[WHAT THIS TASK INVOLVES]
Which lines have the string "rest"? Copy all of them from the entries below.

[LISTED RECORDS]
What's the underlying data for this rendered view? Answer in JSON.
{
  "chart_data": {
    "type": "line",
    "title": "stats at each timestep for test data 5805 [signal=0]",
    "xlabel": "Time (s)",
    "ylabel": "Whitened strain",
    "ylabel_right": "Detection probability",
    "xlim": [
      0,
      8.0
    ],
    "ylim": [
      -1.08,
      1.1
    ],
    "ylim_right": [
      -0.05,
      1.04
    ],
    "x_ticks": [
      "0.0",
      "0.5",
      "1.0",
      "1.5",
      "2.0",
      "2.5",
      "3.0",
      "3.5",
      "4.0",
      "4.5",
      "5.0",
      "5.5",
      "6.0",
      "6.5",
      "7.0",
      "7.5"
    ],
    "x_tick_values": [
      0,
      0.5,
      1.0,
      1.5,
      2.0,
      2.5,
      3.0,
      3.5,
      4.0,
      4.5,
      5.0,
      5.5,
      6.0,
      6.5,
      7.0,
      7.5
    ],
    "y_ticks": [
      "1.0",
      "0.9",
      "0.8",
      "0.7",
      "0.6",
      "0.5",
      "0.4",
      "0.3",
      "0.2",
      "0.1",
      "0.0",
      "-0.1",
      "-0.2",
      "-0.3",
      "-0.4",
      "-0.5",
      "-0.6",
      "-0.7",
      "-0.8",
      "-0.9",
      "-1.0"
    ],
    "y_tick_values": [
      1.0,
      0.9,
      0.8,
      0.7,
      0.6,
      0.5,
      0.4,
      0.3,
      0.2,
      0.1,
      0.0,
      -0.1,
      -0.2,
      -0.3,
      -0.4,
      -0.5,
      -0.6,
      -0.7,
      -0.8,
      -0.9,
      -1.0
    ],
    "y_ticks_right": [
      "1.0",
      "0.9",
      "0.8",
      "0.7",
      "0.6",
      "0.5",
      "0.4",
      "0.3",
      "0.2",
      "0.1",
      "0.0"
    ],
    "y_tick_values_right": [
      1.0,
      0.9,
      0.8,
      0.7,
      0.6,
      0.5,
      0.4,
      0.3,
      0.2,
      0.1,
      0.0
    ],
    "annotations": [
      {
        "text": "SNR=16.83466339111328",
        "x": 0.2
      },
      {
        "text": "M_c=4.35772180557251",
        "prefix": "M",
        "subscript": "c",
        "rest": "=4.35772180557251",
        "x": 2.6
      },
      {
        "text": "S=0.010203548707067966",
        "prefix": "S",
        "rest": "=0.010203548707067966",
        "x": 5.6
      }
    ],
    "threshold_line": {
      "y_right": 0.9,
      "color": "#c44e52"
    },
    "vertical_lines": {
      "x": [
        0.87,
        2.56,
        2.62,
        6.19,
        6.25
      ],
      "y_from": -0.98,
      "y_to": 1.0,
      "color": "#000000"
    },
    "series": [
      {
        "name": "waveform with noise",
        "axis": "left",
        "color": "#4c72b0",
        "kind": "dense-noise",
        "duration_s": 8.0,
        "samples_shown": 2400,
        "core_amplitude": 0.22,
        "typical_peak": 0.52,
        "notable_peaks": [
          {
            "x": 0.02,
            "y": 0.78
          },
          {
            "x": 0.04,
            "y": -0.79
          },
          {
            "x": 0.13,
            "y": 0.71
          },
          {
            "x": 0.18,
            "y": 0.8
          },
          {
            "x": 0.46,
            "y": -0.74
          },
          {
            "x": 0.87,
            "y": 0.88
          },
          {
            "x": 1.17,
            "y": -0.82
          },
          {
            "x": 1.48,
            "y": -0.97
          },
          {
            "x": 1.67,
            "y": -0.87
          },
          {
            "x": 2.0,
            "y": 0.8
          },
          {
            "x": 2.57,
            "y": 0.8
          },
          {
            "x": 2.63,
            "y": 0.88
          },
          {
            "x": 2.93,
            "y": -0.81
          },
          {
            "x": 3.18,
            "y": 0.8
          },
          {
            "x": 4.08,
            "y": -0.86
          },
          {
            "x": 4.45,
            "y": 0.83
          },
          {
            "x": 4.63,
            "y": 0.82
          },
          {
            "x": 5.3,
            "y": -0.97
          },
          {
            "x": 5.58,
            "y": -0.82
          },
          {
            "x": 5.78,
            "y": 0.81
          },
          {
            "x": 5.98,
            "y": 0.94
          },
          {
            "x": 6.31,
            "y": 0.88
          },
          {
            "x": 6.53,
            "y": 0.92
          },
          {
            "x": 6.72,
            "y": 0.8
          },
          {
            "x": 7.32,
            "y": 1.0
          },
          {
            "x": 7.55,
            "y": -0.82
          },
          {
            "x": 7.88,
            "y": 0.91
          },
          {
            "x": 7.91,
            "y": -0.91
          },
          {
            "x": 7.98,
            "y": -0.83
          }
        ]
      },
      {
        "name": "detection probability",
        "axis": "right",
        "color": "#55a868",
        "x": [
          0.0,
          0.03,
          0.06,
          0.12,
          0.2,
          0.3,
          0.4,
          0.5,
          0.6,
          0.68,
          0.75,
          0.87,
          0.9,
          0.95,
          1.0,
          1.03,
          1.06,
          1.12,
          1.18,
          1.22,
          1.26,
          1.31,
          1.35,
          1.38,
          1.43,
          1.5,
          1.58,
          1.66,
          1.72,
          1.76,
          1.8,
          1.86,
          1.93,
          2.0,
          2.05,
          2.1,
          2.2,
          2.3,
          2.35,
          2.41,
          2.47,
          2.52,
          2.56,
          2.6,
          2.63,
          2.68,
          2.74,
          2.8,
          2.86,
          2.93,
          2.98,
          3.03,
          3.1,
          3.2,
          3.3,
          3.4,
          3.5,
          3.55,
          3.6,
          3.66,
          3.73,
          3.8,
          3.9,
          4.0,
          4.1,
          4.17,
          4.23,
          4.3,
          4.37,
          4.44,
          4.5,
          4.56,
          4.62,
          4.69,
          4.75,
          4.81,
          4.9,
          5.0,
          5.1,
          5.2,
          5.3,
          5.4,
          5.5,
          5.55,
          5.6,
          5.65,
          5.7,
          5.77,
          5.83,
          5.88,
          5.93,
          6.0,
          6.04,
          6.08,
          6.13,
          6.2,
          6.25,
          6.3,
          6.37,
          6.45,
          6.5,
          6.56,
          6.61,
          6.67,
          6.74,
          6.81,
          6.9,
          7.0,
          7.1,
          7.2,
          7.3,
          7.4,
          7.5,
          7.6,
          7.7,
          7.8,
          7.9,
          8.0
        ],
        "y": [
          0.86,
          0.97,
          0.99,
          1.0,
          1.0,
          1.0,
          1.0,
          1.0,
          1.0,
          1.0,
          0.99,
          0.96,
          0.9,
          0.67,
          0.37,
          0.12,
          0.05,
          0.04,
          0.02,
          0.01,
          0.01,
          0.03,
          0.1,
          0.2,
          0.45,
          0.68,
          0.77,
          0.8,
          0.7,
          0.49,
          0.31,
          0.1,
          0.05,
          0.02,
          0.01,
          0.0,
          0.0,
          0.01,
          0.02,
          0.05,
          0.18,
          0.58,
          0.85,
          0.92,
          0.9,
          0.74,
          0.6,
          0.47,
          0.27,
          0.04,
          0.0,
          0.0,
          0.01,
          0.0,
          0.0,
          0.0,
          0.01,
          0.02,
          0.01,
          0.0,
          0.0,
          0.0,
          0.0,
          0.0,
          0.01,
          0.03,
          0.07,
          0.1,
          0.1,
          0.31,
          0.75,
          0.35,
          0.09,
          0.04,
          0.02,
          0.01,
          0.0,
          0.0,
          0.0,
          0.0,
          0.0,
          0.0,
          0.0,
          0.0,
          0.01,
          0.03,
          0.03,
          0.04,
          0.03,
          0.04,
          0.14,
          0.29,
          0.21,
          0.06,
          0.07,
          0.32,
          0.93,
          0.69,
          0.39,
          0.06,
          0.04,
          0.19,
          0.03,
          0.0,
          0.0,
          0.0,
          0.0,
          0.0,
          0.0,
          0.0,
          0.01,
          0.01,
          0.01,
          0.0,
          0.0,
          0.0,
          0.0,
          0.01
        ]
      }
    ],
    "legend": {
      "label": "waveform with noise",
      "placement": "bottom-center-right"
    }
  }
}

[FINISHED EXERCISE]
        "rest": "=4.35772180557251",
        "rest": "=0.010203548707067966",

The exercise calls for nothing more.